[Items from a figure collection]

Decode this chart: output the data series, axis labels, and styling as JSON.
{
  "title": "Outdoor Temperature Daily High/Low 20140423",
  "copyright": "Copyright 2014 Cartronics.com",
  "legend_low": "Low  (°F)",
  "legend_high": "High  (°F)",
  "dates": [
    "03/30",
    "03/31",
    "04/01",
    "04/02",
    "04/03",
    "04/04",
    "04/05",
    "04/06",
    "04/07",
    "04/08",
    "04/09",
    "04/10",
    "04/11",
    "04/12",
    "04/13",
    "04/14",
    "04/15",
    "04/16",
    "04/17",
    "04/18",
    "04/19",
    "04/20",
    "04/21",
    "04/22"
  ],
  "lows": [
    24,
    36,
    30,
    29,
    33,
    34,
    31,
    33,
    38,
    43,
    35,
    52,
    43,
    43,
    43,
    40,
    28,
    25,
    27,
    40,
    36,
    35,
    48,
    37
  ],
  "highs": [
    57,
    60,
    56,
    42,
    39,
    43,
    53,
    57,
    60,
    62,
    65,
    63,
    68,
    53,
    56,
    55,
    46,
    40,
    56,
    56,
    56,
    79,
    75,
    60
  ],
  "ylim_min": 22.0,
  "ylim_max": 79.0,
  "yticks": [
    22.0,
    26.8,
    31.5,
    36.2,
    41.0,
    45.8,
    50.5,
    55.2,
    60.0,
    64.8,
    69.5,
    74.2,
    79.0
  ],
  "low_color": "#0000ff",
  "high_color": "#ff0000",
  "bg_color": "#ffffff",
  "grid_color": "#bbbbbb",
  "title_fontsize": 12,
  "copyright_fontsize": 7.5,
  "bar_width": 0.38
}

» Stated goal
Write out every record verbatim.

» Answer
Decode this chart: output the data series, axis labels, and styling as JSON.
{
  "title": "Outdoor Temperature Daily High/Low 20140423",
  "copyright": "Copyright 2014 Cartronics.com",
  "legend_low": "Low  (°F)",
  "legend_high": "High  (°F)",
  "dates": [
    "03/30",
    "03/31",
    "04/01",
    "04/02",
    "04/03",
    "04/04",
    "04/05",
    "04/06",
    "04/07",
    "04/08",
    "04/09",
    "04/10",
    "04/11",
    "04/12",
    "04/13",
    "04/14",
    "04/15",
    "04/16",
    "04/17",
    "04/18",
    "04/19",
    "04/20",
    "04/21",
    "04/22"
  ],
  "lows": [
    24,
    36,
    30,
    29,
    33,
    34,
    31,
    33,
    38,
    43,
    35,
    52,
    43,
    43,
    43,
    40,
    28,
    25,
    27,
    40,
    36,
    35,
    48,
    37
  ],
  "highs": [
    57,
    60,
    56,
    42,
    39,
    43,
    53,
    57,
    60,
    62,
    65,
    63,
    68,
    53,
    56,
    55,
    46,
    40,
    56,
    56,
    56,
    79,
    75,
    60
  ],
  "ylim_min": 22.0,
  "ylim_max": 79.0,
  "yticks": [
    22.0,
    26.8,
    31.5,
    36.2,
    41.0,
    45.8,
    50.5,
    55.2,
    60.0,
    64.8,
    69.5,
    74.2,
    79.0
  ],
  "low_color": "#0000ff",
  "high_color": "#ff0000",
  "bg_color": "#ffffff",
  "grid_color": "#bbbbbb",
  "title_fontsize": 12,
  "copyright_fontsize": 7.5,
  "bar_width": 0.38
}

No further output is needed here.